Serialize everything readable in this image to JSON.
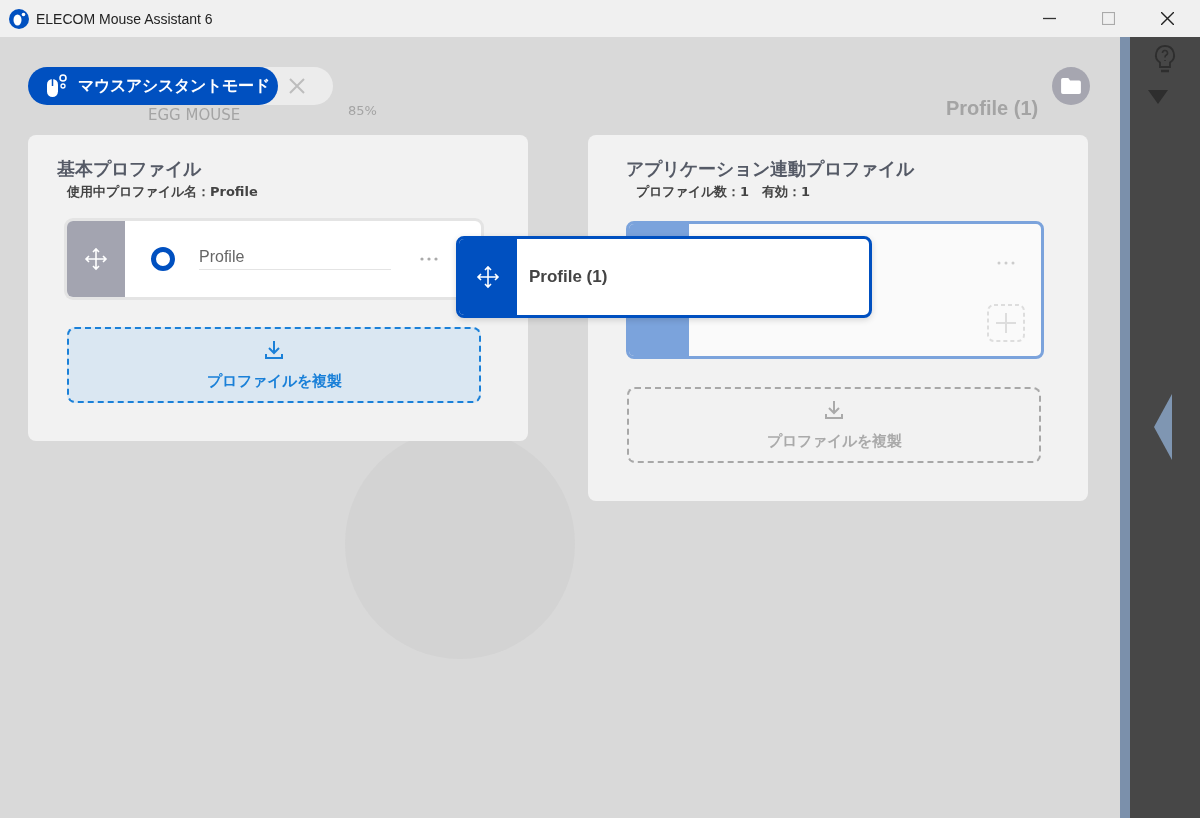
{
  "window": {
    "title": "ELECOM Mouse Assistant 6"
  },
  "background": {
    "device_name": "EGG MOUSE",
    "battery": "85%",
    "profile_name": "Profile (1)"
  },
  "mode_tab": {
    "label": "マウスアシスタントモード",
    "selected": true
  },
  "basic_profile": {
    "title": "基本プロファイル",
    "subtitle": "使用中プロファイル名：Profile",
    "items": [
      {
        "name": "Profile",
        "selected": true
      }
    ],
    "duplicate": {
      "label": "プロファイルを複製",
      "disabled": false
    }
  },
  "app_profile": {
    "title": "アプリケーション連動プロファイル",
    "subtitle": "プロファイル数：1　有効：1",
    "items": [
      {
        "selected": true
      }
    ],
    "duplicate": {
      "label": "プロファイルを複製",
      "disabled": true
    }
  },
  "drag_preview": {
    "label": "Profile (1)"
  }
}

▬▬▬▬▬▬

▶ Objective:
Take the records above and transcribe them exactly, dropping every picture.

▶ The response:
Serialize everything readable in this image to JSON.
{
  "window": {
    "title": "ELECOM Mouse Assistant 6"
  },
  "background": {
    "device_name": "EGG MOUSE",
    "battery": "85%",
    "profile_name": "Profile (1)"
  },
  "mode_tab": {
    "label": "マウスアシスタントモード",
    "selected": true
  },
  "basic_profile": {
    "title": "基本プロファイル",
    "subtitle": "使用中プロファイル名：Profile",
    "items": [
      {
        "name": "Profile",
        "selected": true
      }
    ],
    "duplicate": {
      "label": "プロファイルを複製",
      "disabled": false
    }
  },
  "app_profile": {
    "title": "アプリケーション連動プロファイル",
    "subtitle": "プロファイル数：1　有効：1",
    "items": [
      {
        "selected": true
      }
    ],
    "duplicate": {
      "label": "プロファイルを複製",
      "disabled": true
    }
  },
  "drag_preview": {
    "label": "Profile (1)"
  }
}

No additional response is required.